━━━ The records ━━━
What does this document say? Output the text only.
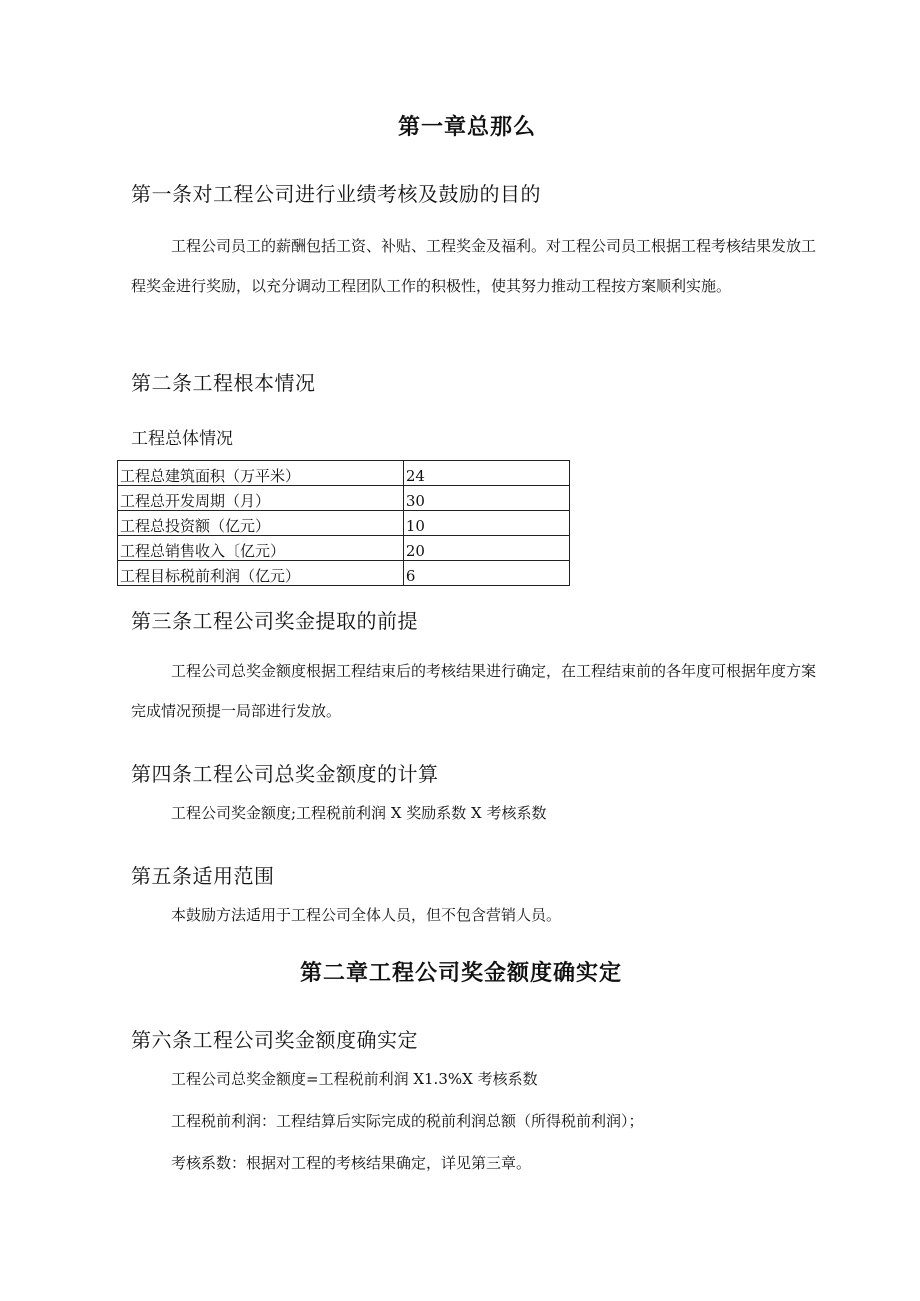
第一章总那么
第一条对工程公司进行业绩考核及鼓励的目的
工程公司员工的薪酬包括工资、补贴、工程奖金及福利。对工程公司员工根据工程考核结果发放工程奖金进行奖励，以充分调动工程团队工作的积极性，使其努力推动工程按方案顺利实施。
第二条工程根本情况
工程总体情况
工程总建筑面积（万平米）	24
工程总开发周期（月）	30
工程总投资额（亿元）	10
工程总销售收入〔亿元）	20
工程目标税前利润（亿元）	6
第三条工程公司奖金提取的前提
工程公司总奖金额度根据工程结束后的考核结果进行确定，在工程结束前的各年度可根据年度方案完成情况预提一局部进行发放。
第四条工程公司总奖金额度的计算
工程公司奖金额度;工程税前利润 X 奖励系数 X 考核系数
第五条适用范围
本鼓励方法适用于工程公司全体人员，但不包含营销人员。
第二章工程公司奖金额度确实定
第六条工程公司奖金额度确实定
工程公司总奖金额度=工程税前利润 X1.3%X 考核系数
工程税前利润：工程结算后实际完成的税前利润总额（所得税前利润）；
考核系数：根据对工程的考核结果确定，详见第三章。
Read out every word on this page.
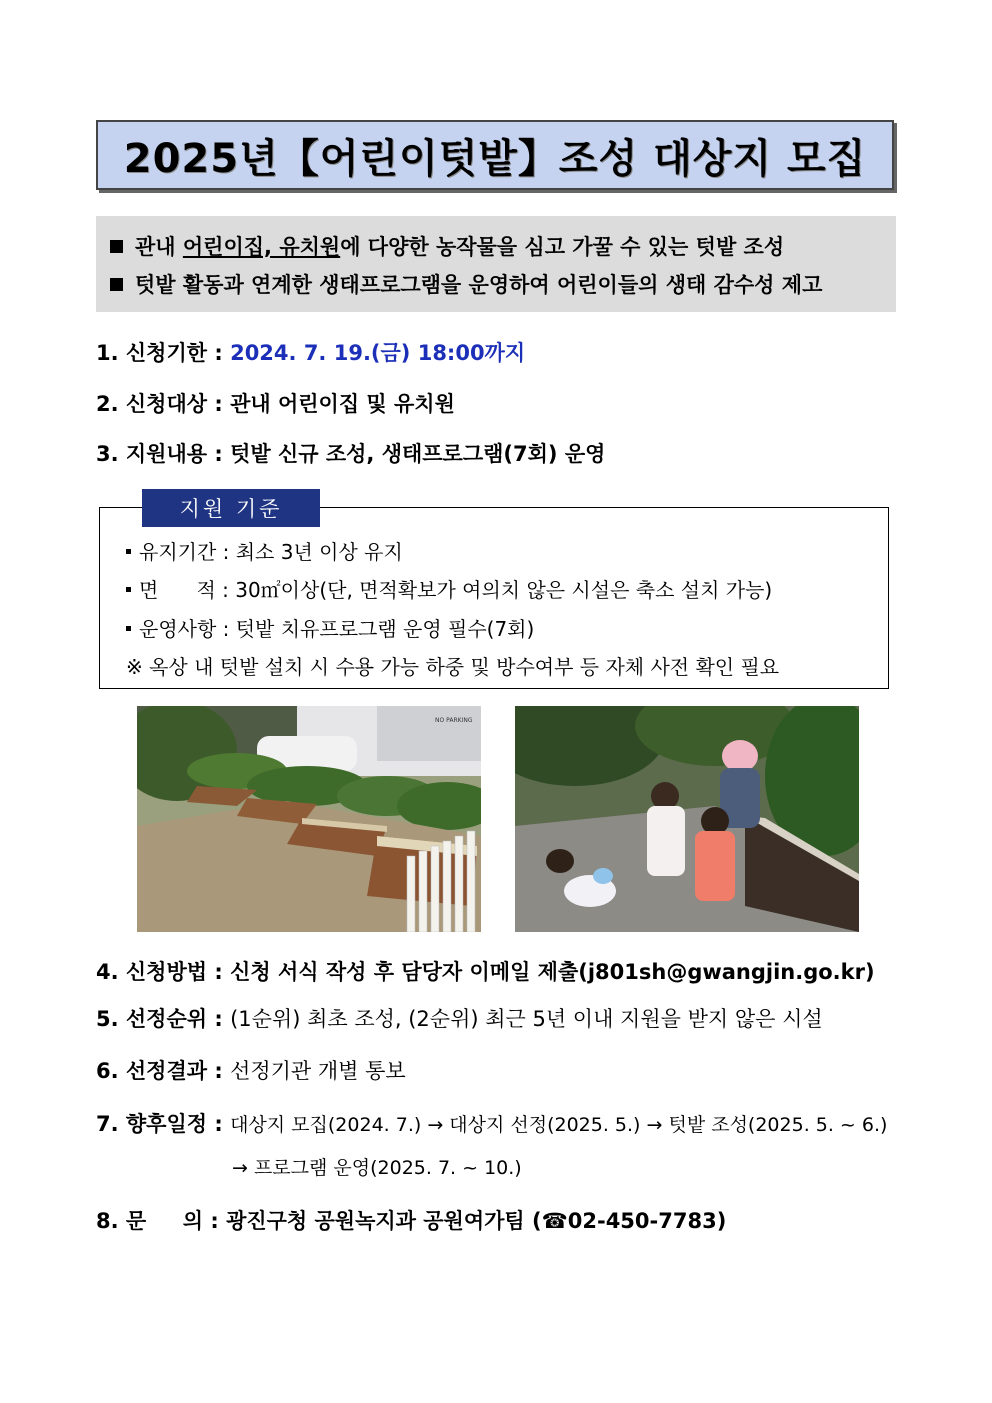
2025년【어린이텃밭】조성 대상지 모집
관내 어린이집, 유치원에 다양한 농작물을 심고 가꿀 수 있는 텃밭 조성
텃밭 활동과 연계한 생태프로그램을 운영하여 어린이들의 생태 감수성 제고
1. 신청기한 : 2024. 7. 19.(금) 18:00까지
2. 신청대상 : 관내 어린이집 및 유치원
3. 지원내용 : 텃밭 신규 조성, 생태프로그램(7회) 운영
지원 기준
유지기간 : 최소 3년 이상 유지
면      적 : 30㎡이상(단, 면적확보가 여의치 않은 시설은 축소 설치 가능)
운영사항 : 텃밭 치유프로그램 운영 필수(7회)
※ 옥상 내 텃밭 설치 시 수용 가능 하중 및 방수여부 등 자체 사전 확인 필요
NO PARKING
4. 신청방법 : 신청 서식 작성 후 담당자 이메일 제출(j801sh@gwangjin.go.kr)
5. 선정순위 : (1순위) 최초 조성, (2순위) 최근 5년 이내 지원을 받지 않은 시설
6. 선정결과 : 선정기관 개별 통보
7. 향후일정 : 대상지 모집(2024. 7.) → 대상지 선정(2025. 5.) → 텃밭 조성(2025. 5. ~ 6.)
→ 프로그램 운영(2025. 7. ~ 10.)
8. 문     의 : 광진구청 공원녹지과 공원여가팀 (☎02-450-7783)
━━━
**Request**
Without the pictures, write out all of the material exactly.

**Response**
What does this document say? Output the text only.
第一章总那么
第一条对工程公司进行业绩考核及鼓励的目的
工程公司员工的薪酬包括工资、补贴、工程奖金及福利。对工程公司员工根据工程考核结果发放工程奖金进行奖励，以充分调动工程团队工作的积极性，使其努力推动工程按方案顺利实施。
第二条工程根本情况
工程总体情况
工程总建筑面积（万平米）	24
工程总开发周期（月）	30
工程总投资额（亿元）	10
工程总销售收入〔亿元）	20
工程目标税前利润（亿元）	6
第三条工程公司奖金提取的前提
工程公司总奖金额度根据工程结束后的考核结果进行确定，在工程结束前的各年度可根据年度方案完成情况预提一局部进行发放。
第四条工程公司总奖金额度的计算
工程公司奖金额度;工程税前利润 X 奖励系数 X 考核系数
第五条适用范围
本鼓励方法适用于工程公司全体人员，但不包含营销人员。
第二章工程公司奖金额度确实定
第六条工程公司奖金额度确实定
工程公司总奖金额度=工程税前利润 X1.3%X 考核系数
工程税前利润：工程结算后实际完成的税前利润总额（所得税前利润）；
考核系数：根据对工程的考核结果确定，详见第三章。
Read out every word on this page.
2025년【어린이텃밭】조성 대상지 모집
관내 어린이집, 유치원에 다양한 농작물을 심고 가꿀 수 있는 텃밭 조성
텃밭 활동과 연계한 생태프로그램을 운영하여 어린이들의 생태 감수성 제고
1. 신청기한 : 2024. 7. 19.(금) 18:00까지
2. 신청대상 : 관내 어린이집 및 유치원
3. 지원내용 : 텃밭 신규 조성, 생태프로그램(7회) 운영
지원 기준
유지기간 : 최소 3년 이상 유지
면      적 : 30㎡이상(단, 면적확보가 여의치 않은 시설은 축소 설치 가능)
운영사항 : 텃밭 치유프로그램 운영 필수(7회)
※ 옥상 내 텃밭 설치 시 수용 가능 하중 및 방수여부 등 자체 사전 확인 필요
NO PARKING
4. 신청방법 : 신청 서식 작성 후 담당자 이메일 제출(j801sh@gwangjin.go.kr)
5. 선정순위 : (1순위) 최초 조성, (2순위) 최근 5년 이내 지원을 받지 않은 시설
6. 선정결과 : 선정기관 개별 통보
7. 향후일정 : 대상지 모집(2024. 7.) → 대상지 선정(2025. 5.) → 텃밭 조성(2025. 5. ~ 6.)
→ 프로그램 운영(2025. 7. ~ 10.)
8. 문     의 : 광진구청 공원녹지과 공원여가팀 (☎02-450-7783)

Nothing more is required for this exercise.